Work to complete: Pictures do not belong in the copy. Return all of the entries exactly.

Records provided:
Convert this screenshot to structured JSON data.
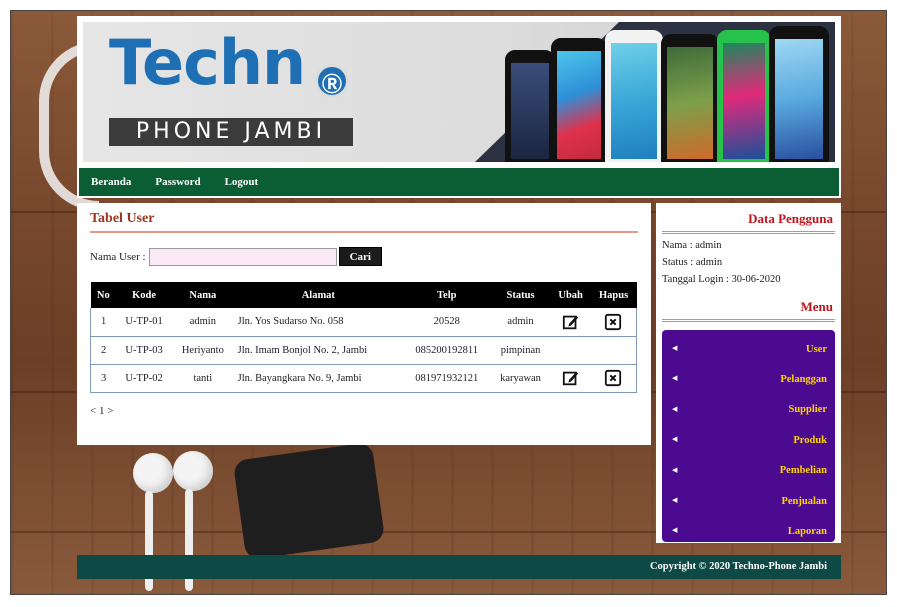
{
  "header": {
    "logo_title": "Techn",
    "logo_badge": "Ⓡ",
    "logo_subtitle": "PHONE JAMBI"
  },
  "nav": {
    "items": [
      "Beranda",
      "Password",
      "Logout"
    ]
  },
  "main": {
    "title": "Tabel User",
    "search": {
      "label": "Nama User :",
      "value": "",
      "placeholder": "",
      "button": "Cari"
    },
    "table": {
      "columns": [
        "No",
        "Kode",
        "Nama",
        "Alamat",
        "Telp",
        "Status",
        "Ubah",
        "Hapus"
      ],
      "rows": [
        {
          "no": "1",
          "kode": "U-TP-01",
          "nama": "admin",
          "alamat": "Jln. Yos Sudarso No. 058",
          "telp": "20528",
          "status": "admin",
          "edit": true,
          "delete": true
        },
        {
          "no": "2",
          "kode": "U-TP-03",
          "nama": "Heriyanto",
          "alamat": "Jln. Imam Bonjol No. 2, Jambi",
          "telp": "085200192811",
          "status": "pimpinan",
          "edit": false,
          "delete": false
        },
        {
          "no": "3",
          "kode": "U-TP-02",
          "nama": "tanti",
          "alamat": "Jln. Bayangkara No. 9, Jambi",
          "telp": "081971932121",
          "status": "karyawan",
          "edit": true,
          "delete": true
        }
      ]
    },
    "pager": "< 1 >"
  },
  "sidebar": {
    "user_title": "Data Pengguna",
    "info": {
      "nama": "Nama : admin",
      "status": "Status : admin",
      "login": "Tanggal Login : 30-06-2020"
    },
    "menu_title": "Menu",
    "menu": [
      "User",
      "Pelanggan",
      "Supplier",
      "Produk",
      "Pembelian",
      "Penjualan",
      "Laporan"
    ]
  },
  "footer": {
    "copyright": "Copyright © 2020 Techno-Phone Jambi"
  },
  "colors": {
    "nav_bg": "#0b5e34",
    "footer_bg": "#0d4a46",
    "menu_bg": "#4b0a8f",
    "menu_text": "#ffd400",
    "title_red": "#a0331e",
    "logo_blue": "#1f6fb5"
  },
  "icons": {
    "edit": "edit-icon",
    "delete": "delete-icon",
    "menu_arrow": "triangle-left-icon"
  }
}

The solution:
Convert this screenshot to structured JSON data.
{
  "header": {
    "logo_title": "Techn",
    "logo_badge": "Ⓡ",
    "logo_subtitle": "PHONE JAMBI"
  },
  "nav": {
    "items": [
      "Beranda",
      "Password",
      "Logout"
    ]
  },
  "main": {
    "title": "Tabel User",
    "search": {
      "label": "Nama User :",
      "value": "",
      "placeholder": "",
      "button": "Cari"
    },
    "table": {
      "columns": [
        "No",
        "Kode",
        "Nama",
        "Alamat",
        "Telp",
        "Status",
        "Ubah",
        "Hapus"
      ],
      "rows": [
        {
          "no": "1",
          "kode": "U-TP-01",
          "nama": "admin",
          "alamat": "Jln. Yos Sudarso No. 058",
          "telp": "20528",
          "status": "admin",
          "edit": true,
          "delete": true
        },
        {
          "no": "2",
          "kode": "U-TP-03",
          "nama": "Heriyanto",
          "alamat": "Jln. Imam Bonjol No. 2, Jambi",
          "telp": "085200192811",
          "status": "pimpinan",
          "edit": false,
          "delete": false
        },
        {
          "no": "3",
          "kode": "U-TP-02",
          "nama": "tanti",
          "alamat": "Jln. Bayangkara No. 9, Jambi",
          "telp": "081971932121",
          "status": "karyawan",
          "edit": true,
          "delete": true
        }
      ]
    },
    "pager": "< 1 >"
  },
  "sidebar": {
    "user_title": "Data Pengguna",
    "info": {
      "nama": "Nama : admin",
      "status": "Status : admin",
      "login": "Tanggal Login : 30-06-2020"
    },
    "menu_title": "Menu",
    "menu": [
      "User",
      "Pelanggan",
      "Supplier",
      "Produk",
      "Pembelian",
      "Penjualan",
      "Laporan"
    ]
  },
  "footer": {
    "copyright": "Copyright © 2020 Techno-Phone Jambi"
  },
  "colors": {
    "nav_bg": "#0b5e34",
    "footer_bg": "#0d4a46",
    "menu_bg": "#4b0a8f",
    "menu_text": "#ffd400",
    "title_red": "#a0331e",
    "logo_blue": "#1f6fb5"
  },
  "icons": {
    "edit": "edit-icon",
    "delete": "delete-icon",
    "menu_arrow": "triangle-left-icon"
  }
}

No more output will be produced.